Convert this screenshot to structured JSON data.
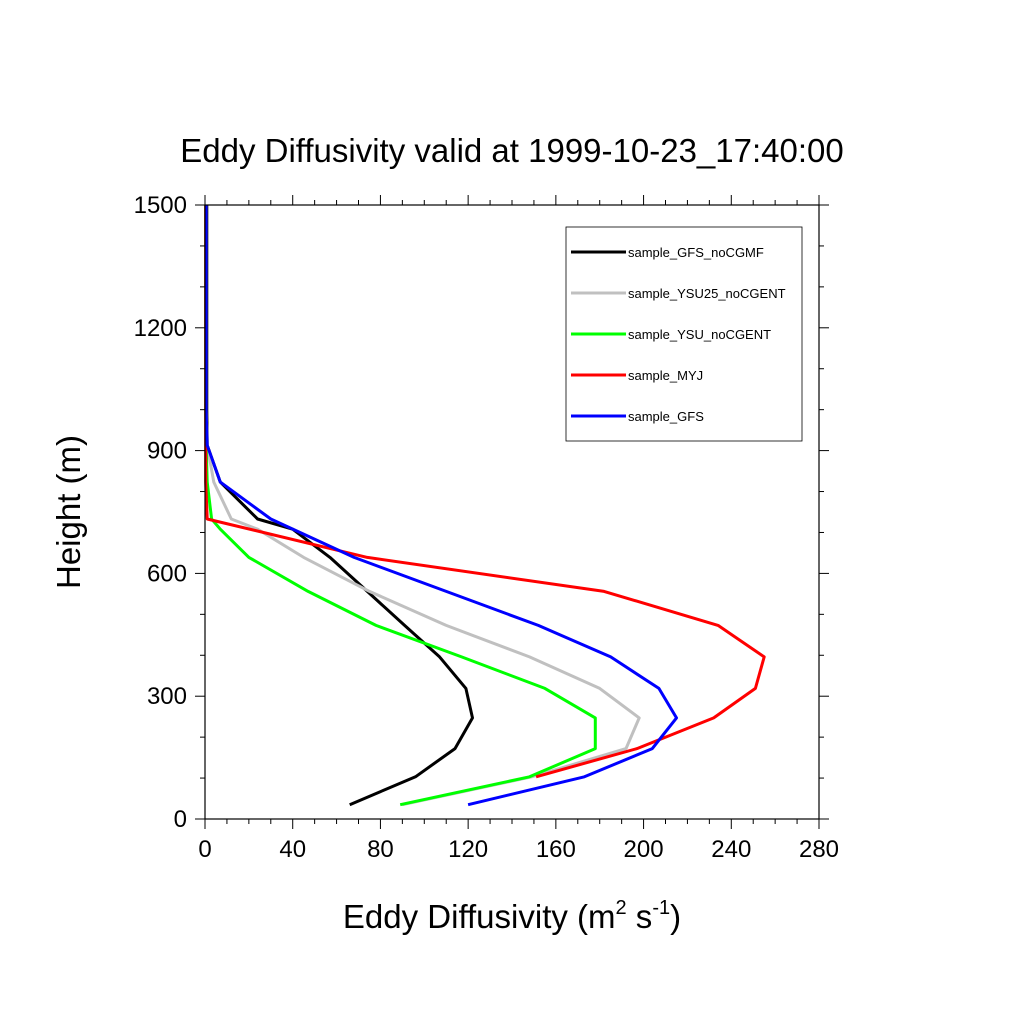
{
  "chart_data": {
    "type": "line",
    "title": "Eddy Diffusivity valid at 1999-10-23_17:40:00",
    "xlabel": {
      "main": "Eddy Diffusivity (m",
      "sup1": "2",
      "mid": " s",
      "sup2": "-1",
      "end": ")"
    },
    "ylabel": "Height (m)",
    "xlim": [
      0,
      280
    ],
    "ylim": [
      0,
      1500
    ],
    "xticks": [
      0,
      40,
      80,
      120,
      160,
      200,
      240,
      280
    ],
    "yticks": [
      0,
      300,
      600,
      900,
      1200,
      1500
    ],
    "x_tick_labels": [
      "0",
      "40",
      "80",
      "120",
      "160",
      "200",
      "240",
      "280"
    ],
    "y_tick_labels": [
      "0",
      "300",
      "600",
      "900",
      "1200",
      "1500"
    ],
    "legend_position": "top-right",
    "series": [
      {
        "name": "sample_GFS_noCGMF",
        "color": "#000000",
        "points": [
          [
            66,
            35
          ],
          [
            96,
            103
          ],
          [
            114,
            172
          ],
          [
            122,
            247
          ],
          [
            119,
            319
          ],
          [
            107,
            396
          ],
          [
            91,
            473
          ],
          [
            74,
            556
          ],
          [
            57,
            639
          ],
          [
            40,
            708
          ],
          [
            24,
            733
          ],
          [
            7,
            823
          ],
          [
            1,
            913
          ],
          [
            0.8,
            1000
          ],
          [
            0.8,
            1100
          ],
          [
            0.8,
            1200
          ],
          [
            0.8,
            1300
          ],
          [
            0.8,
            1400
          ],
          [
            0.8,
            1500
          ]
        ]
      },
      {
        "name": "sample_YSU25_noCGENT",
        "color": "#c0c0c0",
        "points": [
          [
            90,
            35
          ],
          [
            149,
            103
          ],
          [
            192,
            172
          ],
          [
            198,
            247
          ],
          [
            180,
            319
          ],
          [
            148,
            396
          ],
          [
            110,
            473
          ],
          [
            75,
            556
          ],
          [
            45,
            639
          ],
          [
            24,
            708
          ],
          [
            12,
            733
          ],
          [
            4,
            823
          ],
          [
            1,
            913
          ],
          [
            0.5,
            1000
          ],
          [
            0.5,
            1100
          ],
          [
            0.5,
            1200
          ],
          [
            0.5,
            1300
          ],
          [
            0.5,
            1400
          ],
          [
            0.5,
            1500
          ]
        ]
      },
      {
        "name": "sample_YSU_noCGENT",
        "color": "#00ff00",
        "points": [
          [
            89,
            35
          ],
          [
            148,
            103
          ],
          [
            178,
            172
          ],
          [
            178,
            247
          ],
          [
            155,
            319
          ],
          [
            117,
            396
          ],
          [
            78,
            473
          ],
          [
            47,
            556
          ],
          [
            20,
            639
          ],
          [
            7,
            708
          ],
          [
            3,
            733
          ],
          [
            1,
            823
          ],
          [
            0.5,
            913
          ],
          [
            0.3,
            1000
          ],
          [
            0.3,
            1100
          ],
          [
            0.3,
            1200
          ],
          [
            0.3,
            1300
          ],
          [
            0.3,
            1400
          ],
          [
            0.3,
            1500
          ]
        ]
      },
      {
        "name": "sample_MYJ",
        "color": "#ff0000",
        "points": [
          [
            151,
            103
          ],
          [
            197,
            172
          ],
          [
            232,
            247
          ],
          [
            251,
            319
          ],
          [
            255,
            396
          ],
          [
            234,
            473
          ],
          [
            182,
            556
          ],
          [
            74,
            639
          ],
          [
            1,
            733
          ],
          [
            0.3,
            823
          ],
          [
            0.3,
            913
          ],
          [
            0.3,
            1000
          ],
          [
            0.3,
            1100
          ],
          [
            0.3,
            1200
          ],
          [
            0.3,
            1300
          ],
          [
            0.3,
            1400
          ],
          [
            0.3,
            1500
          ]
        ]
      },
      {
        "name": "sample_GFS",
        "color": "#0000ff",
        "points": [
          [
            120,
            35
          ],
          [
            173,
            103
          ],
          [
            204,
            172
          ],
          [
            215,
            247
          ],
          [
            207,
            319
          ],
          [
            185,
            396
          ],
          [
            152,
            473
          ],
          [
            110,
            556
          ],
          [
            68,
            639
          ],
          [
            30,
            733
          ],
          [
            7,
            823
          ],
          [
            1,
            913
          ],
          [
            0.5,
            1000
          ],
          [
            0.5,
            1100
          ],
          [
            0.5,
            1200
          ],
          [
            0.5,
            1300
          ],
          [
            0.5,
            1400
          ],
          [
            0.5,
            1500
          ]
        ]
      }
    ]
  }
}
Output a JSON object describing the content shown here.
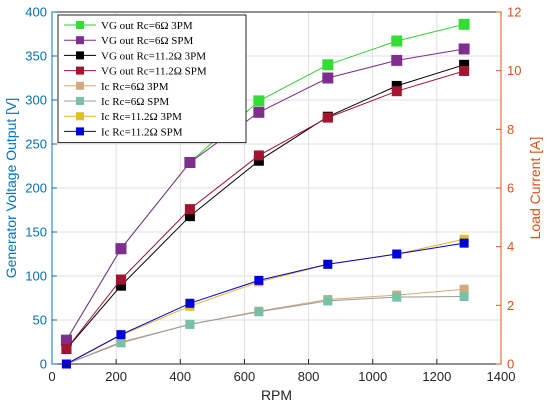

### Task instructions
Extract all lines of the records above that include "color".

### Response for this exercise
        "color": "#000000",
        "color": "#c0c0c0",
        "color": "#00ff00",
        "color": "#ff0000",
        "color": "#0000ff",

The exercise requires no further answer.